WHAT THE EXERCISE ASKS: Reply with one number: the count of lines in the data that hold the string "Consumer".

INPUT ROWS:

★ ★ ★ ★

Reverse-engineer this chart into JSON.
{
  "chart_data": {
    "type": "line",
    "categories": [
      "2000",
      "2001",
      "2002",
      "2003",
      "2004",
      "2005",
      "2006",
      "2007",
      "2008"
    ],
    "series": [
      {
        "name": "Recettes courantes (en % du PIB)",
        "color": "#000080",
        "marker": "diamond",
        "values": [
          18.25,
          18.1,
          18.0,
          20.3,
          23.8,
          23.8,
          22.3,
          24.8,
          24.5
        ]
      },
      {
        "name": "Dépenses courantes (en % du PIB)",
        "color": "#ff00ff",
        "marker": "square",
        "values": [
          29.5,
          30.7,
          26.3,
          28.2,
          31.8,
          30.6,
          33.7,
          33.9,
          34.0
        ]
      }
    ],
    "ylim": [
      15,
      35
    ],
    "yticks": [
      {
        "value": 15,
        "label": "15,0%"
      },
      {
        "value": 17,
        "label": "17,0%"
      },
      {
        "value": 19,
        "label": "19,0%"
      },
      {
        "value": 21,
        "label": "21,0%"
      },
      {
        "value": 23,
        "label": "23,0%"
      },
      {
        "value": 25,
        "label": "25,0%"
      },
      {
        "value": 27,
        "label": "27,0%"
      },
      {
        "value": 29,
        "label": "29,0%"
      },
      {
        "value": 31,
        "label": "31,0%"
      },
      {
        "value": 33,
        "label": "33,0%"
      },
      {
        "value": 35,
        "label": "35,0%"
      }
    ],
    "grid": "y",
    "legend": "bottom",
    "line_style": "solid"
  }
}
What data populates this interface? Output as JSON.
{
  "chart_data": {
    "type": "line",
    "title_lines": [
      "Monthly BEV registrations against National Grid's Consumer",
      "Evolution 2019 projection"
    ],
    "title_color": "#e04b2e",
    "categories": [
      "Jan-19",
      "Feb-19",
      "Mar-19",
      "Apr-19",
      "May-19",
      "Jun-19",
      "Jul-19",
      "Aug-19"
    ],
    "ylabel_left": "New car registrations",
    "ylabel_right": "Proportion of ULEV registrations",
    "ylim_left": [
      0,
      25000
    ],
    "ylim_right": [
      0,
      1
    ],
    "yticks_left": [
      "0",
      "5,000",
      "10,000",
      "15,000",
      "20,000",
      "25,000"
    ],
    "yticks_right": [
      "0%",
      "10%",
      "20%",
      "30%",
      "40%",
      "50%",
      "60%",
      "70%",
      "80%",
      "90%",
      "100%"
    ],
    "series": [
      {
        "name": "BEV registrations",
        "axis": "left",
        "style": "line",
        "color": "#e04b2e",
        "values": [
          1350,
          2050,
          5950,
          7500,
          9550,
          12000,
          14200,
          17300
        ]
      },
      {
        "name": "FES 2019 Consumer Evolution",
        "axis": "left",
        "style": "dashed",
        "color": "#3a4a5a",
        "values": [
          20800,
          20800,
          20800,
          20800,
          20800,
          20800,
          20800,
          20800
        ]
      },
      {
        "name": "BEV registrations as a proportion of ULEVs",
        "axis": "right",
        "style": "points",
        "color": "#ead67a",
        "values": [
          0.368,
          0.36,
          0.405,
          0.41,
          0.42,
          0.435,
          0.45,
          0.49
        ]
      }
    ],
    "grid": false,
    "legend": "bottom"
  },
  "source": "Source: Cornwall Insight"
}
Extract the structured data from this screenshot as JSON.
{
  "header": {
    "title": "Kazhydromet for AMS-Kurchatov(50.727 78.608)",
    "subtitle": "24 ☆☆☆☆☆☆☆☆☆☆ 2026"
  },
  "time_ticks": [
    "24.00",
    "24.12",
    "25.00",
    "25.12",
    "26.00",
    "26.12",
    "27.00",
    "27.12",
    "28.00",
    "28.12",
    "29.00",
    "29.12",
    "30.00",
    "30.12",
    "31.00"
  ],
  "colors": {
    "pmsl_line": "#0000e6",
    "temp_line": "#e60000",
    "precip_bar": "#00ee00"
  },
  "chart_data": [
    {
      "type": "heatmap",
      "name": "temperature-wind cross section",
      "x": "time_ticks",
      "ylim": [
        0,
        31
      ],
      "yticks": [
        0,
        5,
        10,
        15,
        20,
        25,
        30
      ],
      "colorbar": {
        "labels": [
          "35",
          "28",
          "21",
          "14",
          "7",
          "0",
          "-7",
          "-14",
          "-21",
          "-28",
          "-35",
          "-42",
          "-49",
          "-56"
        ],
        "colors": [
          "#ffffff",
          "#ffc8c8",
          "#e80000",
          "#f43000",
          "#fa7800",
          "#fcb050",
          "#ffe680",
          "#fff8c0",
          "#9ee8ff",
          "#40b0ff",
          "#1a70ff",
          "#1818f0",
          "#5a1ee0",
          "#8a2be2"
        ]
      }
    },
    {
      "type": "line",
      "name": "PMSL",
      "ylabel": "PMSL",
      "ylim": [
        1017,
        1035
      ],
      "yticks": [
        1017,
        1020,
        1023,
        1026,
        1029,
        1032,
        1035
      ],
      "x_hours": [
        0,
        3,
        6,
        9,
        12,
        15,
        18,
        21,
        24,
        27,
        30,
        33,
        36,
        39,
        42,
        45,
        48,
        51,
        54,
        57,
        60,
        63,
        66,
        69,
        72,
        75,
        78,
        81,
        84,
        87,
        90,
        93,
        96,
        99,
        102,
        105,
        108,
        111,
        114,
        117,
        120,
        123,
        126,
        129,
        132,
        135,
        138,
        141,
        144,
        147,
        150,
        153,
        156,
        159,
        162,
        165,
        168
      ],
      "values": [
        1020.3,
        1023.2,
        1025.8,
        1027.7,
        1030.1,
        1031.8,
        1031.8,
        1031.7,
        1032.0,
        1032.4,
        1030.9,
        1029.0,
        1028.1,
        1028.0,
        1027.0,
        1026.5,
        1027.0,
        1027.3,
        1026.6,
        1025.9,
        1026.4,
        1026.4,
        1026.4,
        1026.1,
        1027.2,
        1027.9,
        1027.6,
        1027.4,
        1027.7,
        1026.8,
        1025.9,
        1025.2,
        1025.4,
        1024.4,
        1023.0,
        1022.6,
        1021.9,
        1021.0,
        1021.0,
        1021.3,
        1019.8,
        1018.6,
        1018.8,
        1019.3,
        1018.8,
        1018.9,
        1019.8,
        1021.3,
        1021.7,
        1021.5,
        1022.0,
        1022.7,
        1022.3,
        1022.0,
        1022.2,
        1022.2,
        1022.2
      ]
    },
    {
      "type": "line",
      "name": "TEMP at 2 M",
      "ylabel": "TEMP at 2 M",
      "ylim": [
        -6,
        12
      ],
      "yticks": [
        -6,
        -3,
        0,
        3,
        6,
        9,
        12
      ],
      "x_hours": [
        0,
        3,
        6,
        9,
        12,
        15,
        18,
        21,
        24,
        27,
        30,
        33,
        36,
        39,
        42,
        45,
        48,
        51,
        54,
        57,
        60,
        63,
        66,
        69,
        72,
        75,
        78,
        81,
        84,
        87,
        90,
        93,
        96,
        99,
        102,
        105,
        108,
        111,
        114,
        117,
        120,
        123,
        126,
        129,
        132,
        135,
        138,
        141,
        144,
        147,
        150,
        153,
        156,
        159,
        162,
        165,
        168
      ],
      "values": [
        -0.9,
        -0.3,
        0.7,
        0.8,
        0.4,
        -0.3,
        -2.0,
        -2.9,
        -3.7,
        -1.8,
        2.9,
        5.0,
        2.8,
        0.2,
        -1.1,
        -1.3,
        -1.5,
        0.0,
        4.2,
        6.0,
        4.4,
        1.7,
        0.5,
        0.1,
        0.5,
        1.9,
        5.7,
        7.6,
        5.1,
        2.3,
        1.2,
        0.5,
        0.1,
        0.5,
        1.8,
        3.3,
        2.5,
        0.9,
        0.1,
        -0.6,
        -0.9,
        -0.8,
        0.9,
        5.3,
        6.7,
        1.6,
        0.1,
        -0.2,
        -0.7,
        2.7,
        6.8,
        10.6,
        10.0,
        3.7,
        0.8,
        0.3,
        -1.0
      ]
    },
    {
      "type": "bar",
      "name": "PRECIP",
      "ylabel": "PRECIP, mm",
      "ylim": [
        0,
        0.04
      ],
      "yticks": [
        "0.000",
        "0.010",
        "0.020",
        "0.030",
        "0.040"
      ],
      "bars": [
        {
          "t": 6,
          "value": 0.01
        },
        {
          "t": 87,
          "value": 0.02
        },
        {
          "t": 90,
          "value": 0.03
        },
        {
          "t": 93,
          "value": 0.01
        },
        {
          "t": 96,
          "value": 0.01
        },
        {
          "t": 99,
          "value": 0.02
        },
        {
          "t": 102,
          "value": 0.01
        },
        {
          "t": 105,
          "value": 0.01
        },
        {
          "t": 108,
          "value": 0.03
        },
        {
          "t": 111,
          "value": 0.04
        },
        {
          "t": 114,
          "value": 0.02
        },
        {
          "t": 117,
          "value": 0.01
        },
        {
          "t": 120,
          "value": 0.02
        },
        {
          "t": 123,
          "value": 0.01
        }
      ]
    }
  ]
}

★ ★ ★ ★

OUTPUT OF THE TASK: 2